- Dataset items:
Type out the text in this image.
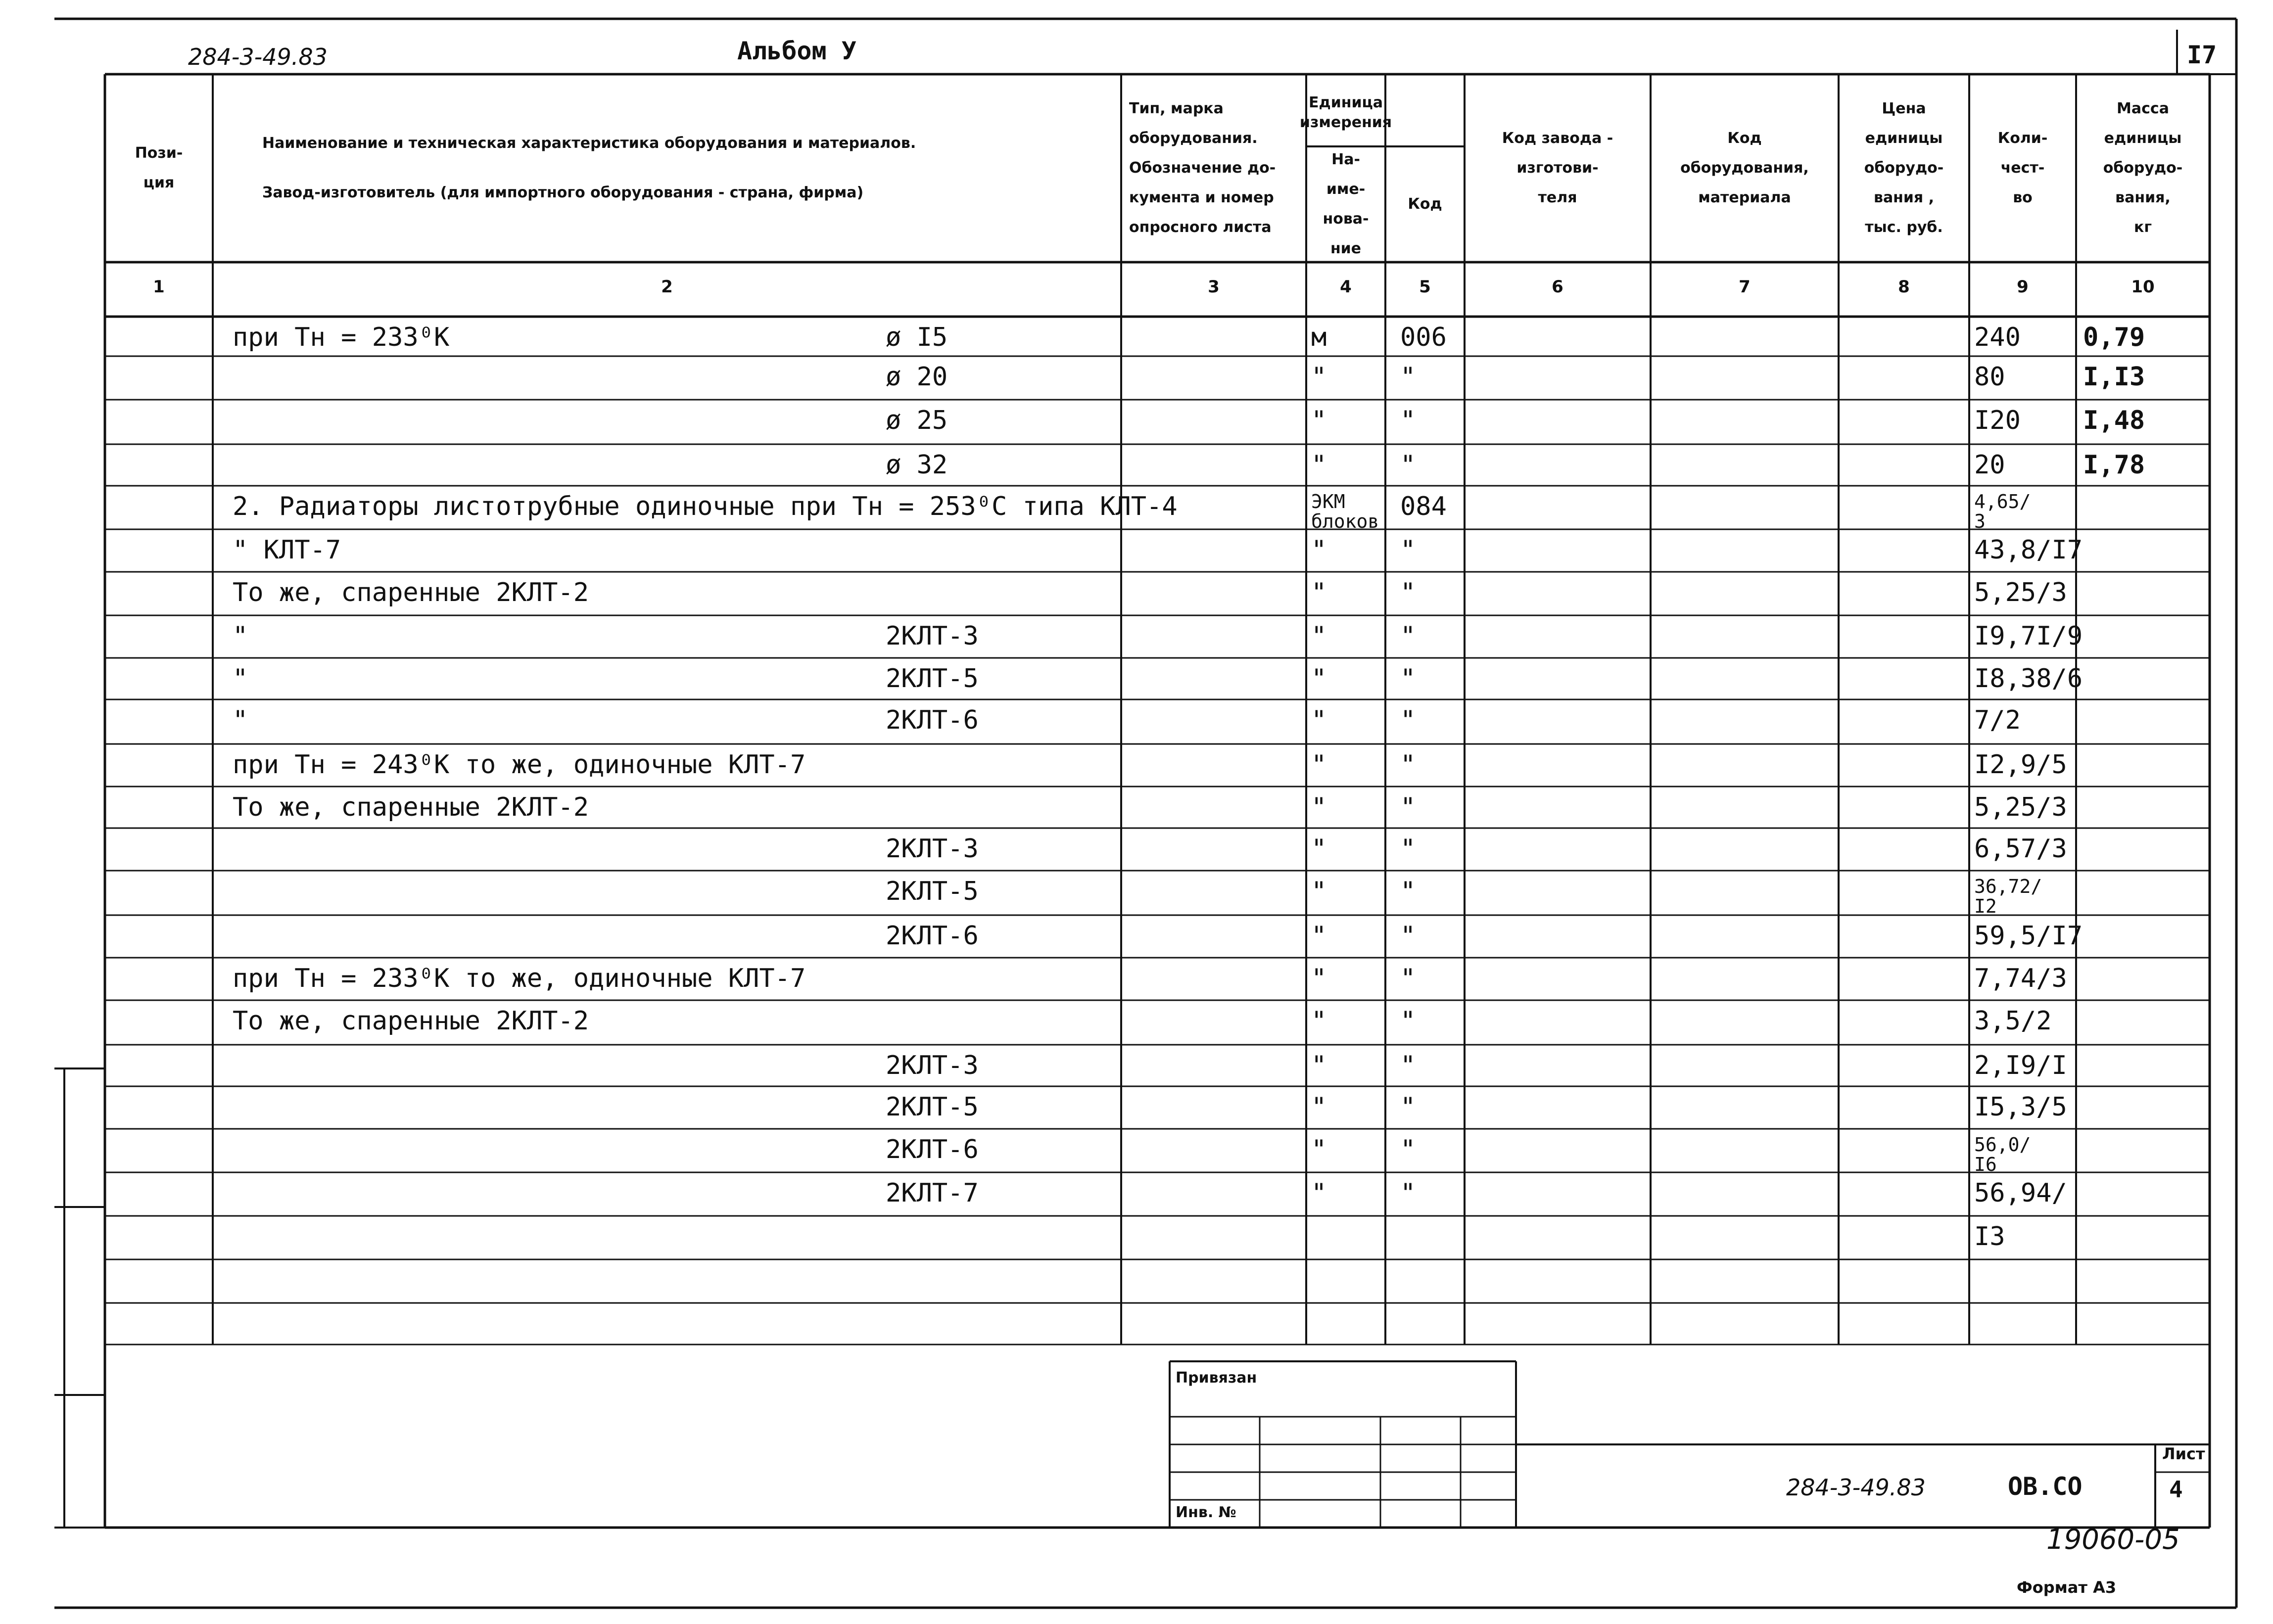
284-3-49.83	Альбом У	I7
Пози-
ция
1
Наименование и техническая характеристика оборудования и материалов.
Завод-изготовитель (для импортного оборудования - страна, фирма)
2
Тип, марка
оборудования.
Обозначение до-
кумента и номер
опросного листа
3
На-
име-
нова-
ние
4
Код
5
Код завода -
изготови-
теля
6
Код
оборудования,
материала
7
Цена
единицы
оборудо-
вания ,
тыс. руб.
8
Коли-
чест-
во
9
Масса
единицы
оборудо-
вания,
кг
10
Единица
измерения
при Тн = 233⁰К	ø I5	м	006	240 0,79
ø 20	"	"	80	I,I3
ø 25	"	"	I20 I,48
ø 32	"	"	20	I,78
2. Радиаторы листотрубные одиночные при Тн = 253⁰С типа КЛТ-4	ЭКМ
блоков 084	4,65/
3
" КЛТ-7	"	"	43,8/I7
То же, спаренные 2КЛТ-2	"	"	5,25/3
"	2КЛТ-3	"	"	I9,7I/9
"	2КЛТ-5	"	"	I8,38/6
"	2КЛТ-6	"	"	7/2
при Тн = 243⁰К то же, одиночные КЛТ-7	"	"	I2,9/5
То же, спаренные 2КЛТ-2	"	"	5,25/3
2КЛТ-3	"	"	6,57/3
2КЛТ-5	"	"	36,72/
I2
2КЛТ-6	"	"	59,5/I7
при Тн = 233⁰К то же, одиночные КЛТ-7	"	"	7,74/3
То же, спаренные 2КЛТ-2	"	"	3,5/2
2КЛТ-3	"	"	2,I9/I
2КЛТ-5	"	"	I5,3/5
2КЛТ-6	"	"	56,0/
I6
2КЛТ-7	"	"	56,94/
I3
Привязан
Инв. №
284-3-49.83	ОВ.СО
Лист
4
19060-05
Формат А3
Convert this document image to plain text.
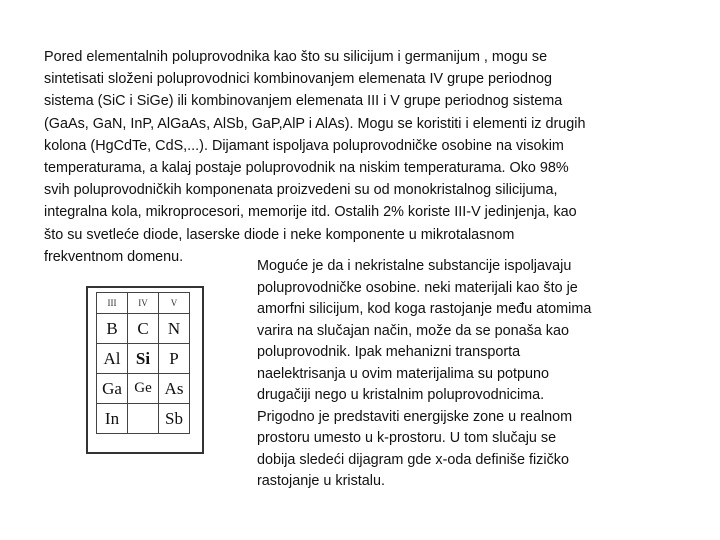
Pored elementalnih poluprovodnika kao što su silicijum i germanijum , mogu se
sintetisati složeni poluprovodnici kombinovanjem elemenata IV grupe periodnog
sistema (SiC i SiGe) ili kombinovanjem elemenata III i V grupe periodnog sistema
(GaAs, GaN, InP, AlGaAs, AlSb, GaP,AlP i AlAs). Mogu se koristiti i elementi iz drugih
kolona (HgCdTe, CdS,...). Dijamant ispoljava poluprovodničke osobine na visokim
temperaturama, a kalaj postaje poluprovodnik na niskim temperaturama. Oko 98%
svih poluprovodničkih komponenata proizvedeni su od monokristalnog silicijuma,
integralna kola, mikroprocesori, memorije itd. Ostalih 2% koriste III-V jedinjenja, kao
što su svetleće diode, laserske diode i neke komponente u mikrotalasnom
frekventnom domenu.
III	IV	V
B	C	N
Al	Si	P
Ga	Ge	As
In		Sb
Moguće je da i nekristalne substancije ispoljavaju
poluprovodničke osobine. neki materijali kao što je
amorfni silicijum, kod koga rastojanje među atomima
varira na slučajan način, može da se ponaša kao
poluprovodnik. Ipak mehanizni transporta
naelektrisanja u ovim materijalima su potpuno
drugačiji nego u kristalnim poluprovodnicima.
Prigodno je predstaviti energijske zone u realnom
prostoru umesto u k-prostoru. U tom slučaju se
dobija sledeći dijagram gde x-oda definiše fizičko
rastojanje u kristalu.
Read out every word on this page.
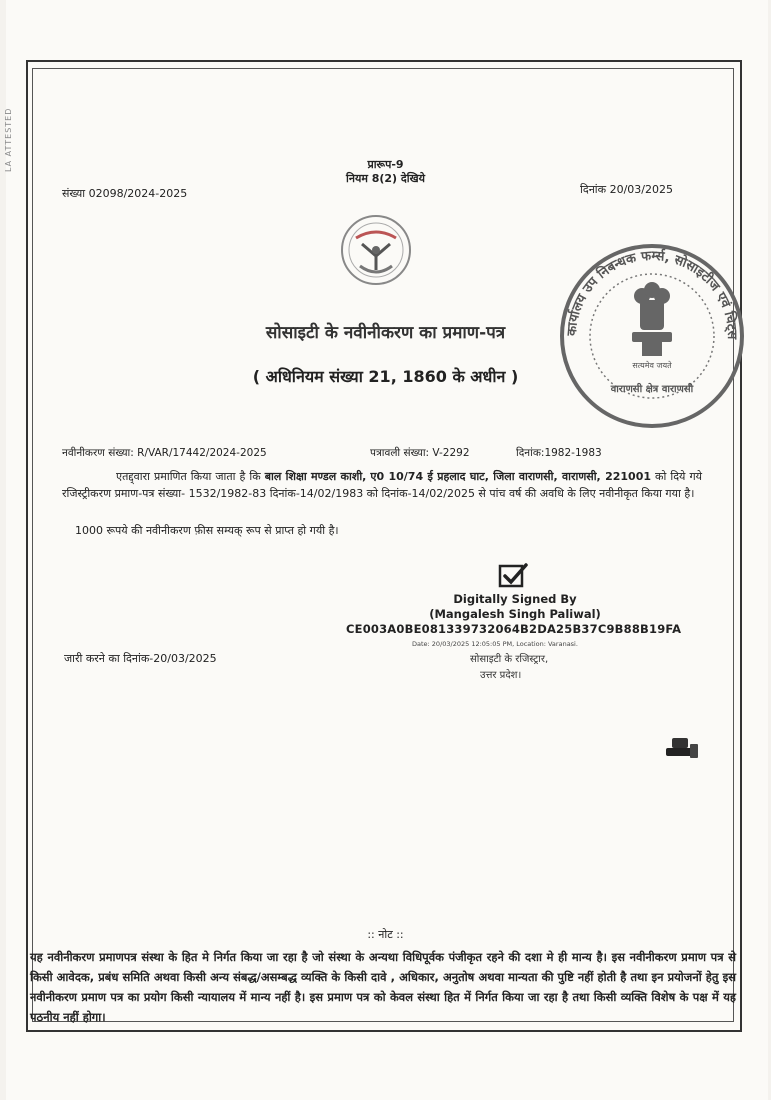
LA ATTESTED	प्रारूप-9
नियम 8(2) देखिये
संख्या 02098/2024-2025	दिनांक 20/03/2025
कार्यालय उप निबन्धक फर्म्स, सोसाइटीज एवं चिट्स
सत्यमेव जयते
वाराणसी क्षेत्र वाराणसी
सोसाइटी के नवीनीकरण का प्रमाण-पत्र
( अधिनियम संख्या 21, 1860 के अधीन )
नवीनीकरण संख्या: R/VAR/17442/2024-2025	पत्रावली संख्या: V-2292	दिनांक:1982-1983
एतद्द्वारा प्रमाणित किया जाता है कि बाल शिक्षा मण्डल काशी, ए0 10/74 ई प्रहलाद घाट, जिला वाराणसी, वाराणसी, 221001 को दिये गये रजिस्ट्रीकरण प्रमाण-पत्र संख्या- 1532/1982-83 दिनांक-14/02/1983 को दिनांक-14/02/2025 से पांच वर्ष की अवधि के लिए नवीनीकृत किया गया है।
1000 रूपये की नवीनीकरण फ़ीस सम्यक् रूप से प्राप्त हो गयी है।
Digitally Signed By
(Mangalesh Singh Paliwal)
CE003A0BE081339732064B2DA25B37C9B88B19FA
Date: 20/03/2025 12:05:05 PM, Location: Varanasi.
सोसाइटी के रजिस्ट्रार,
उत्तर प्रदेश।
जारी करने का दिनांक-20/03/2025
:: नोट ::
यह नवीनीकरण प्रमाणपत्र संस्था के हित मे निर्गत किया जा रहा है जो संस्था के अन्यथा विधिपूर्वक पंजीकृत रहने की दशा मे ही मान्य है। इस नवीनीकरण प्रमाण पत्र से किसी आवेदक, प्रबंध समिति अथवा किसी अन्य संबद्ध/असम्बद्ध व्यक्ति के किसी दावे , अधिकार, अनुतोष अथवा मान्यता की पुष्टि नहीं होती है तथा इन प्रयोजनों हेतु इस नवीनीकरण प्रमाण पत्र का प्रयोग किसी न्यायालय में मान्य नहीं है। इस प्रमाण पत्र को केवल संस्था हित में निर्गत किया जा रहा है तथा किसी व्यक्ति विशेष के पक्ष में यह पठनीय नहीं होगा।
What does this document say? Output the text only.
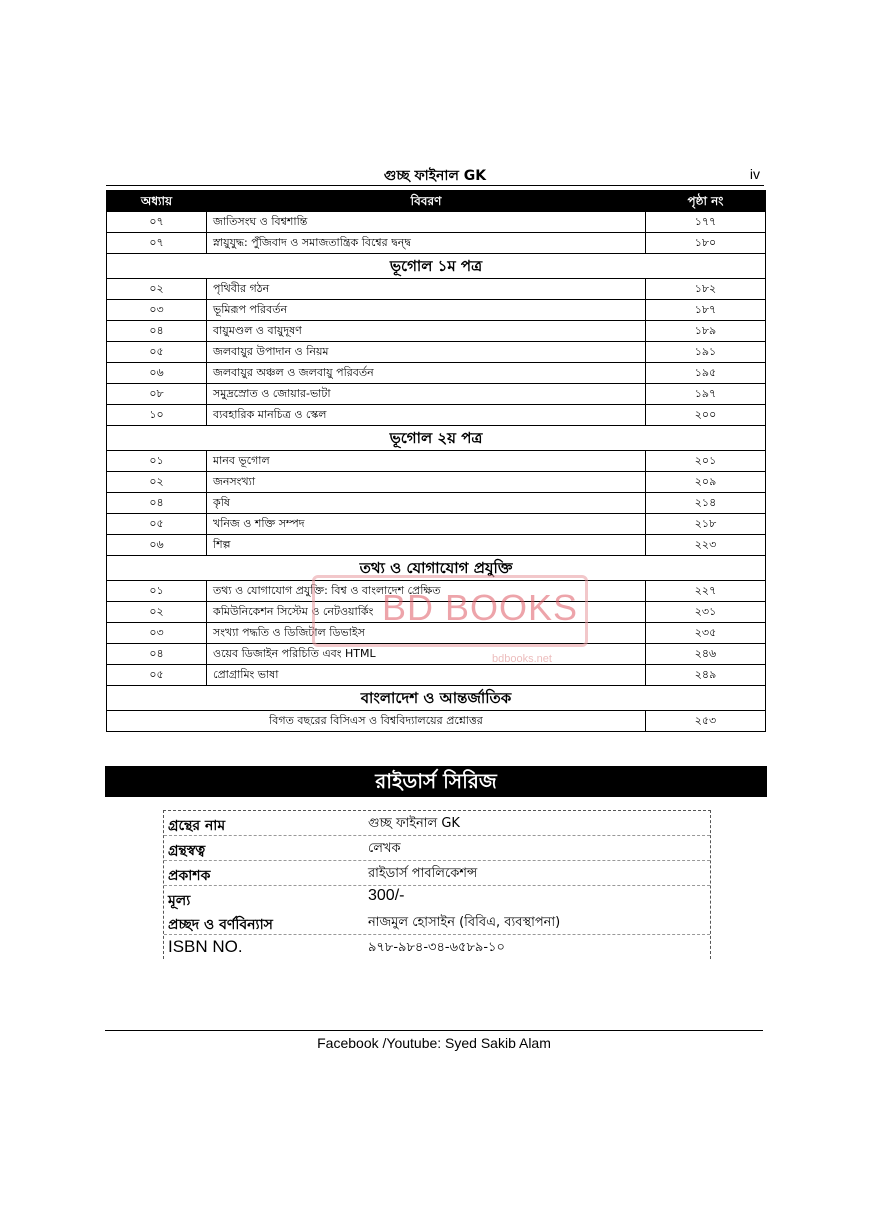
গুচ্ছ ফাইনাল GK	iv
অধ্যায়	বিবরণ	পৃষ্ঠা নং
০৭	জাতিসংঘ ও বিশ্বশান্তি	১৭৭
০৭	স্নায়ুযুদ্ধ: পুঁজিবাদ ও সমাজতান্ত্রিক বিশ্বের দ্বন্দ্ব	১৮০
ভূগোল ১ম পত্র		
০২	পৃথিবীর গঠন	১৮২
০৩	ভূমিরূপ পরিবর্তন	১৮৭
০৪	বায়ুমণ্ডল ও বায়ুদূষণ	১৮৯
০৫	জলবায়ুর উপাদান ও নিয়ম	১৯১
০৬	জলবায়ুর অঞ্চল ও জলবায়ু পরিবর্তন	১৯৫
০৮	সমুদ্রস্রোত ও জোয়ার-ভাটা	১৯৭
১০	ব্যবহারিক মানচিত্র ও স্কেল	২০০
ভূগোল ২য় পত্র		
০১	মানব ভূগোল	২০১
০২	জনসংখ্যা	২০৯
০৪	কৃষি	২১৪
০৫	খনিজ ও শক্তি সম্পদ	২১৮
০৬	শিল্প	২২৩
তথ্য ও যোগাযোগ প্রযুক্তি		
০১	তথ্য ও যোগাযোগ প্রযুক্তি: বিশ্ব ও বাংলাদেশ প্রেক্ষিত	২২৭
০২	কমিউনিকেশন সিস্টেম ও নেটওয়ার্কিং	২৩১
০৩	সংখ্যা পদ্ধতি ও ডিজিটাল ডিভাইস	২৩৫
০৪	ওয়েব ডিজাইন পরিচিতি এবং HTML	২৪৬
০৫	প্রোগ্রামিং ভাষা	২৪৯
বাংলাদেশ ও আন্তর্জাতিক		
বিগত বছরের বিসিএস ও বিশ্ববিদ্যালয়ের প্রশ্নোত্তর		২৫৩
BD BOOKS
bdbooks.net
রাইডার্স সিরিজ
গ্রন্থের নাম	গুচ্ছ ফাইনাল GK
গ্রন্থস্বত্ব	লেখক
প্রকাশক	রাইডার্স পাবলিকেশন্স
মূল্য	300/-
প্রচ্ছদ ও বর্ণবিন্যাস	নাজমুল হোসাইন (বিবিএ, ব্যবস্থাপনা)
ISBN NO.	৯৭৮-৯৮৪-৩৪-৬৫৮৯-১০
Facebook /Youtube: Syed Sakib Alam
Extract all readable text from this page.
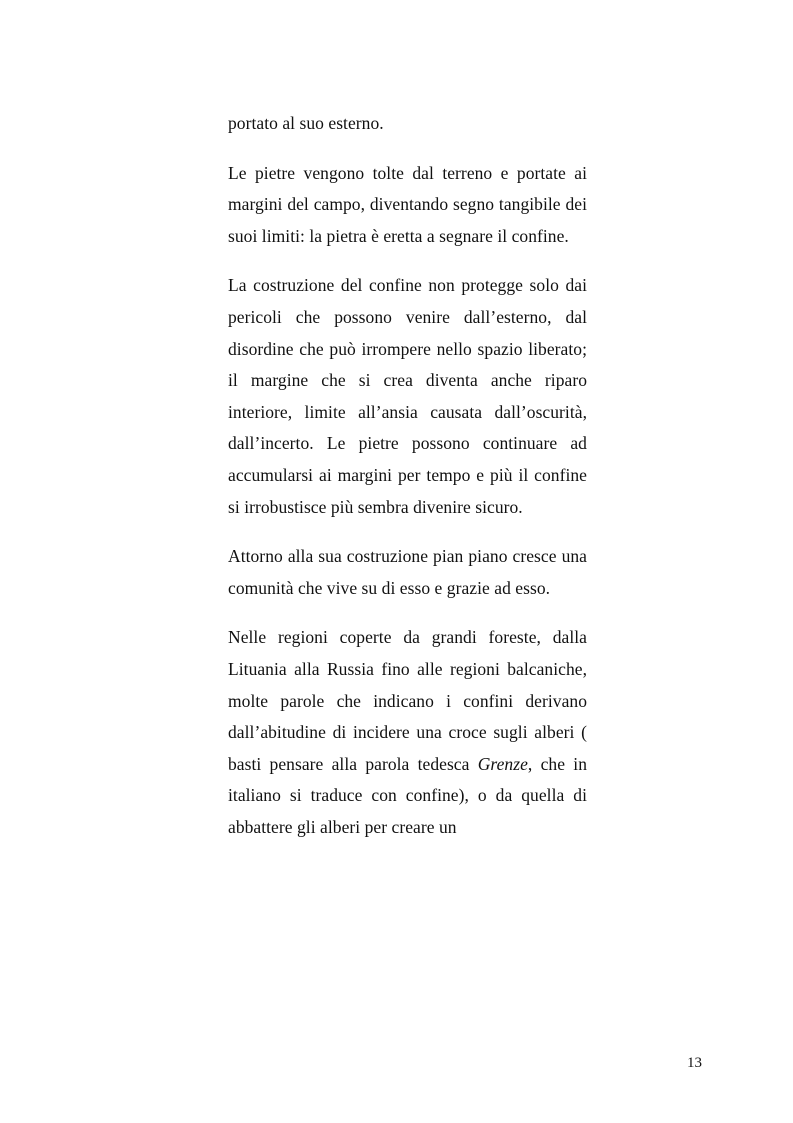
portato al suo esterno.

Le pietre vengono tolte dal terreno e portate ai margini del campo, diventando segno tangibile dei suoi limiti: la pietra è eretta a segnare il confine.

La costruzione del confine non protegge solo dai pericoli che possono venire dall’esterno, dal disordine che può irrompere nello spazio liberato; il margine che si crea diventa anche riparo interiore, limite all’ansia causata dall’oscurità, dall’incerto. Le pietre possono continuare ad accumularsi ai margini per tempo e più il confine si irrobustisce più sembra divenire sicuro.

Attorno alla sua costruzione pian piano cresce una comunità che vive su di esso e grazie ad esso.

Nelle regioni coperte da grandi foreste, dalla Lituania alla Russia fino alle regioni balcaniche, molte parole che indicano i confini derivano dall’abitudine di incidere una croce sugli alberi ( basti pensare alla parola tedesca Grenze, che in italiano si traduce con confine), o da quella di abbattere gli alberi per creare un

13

- Challenge: Search the lines for the string "poluprovodničke" and copy every line that has it.

- Response:
kolona (HgCdTe, CdS,...). Dijamant ispoljava poluprovodničke osobine na visokim
poluprovodničke osobine. neki materijali kao što je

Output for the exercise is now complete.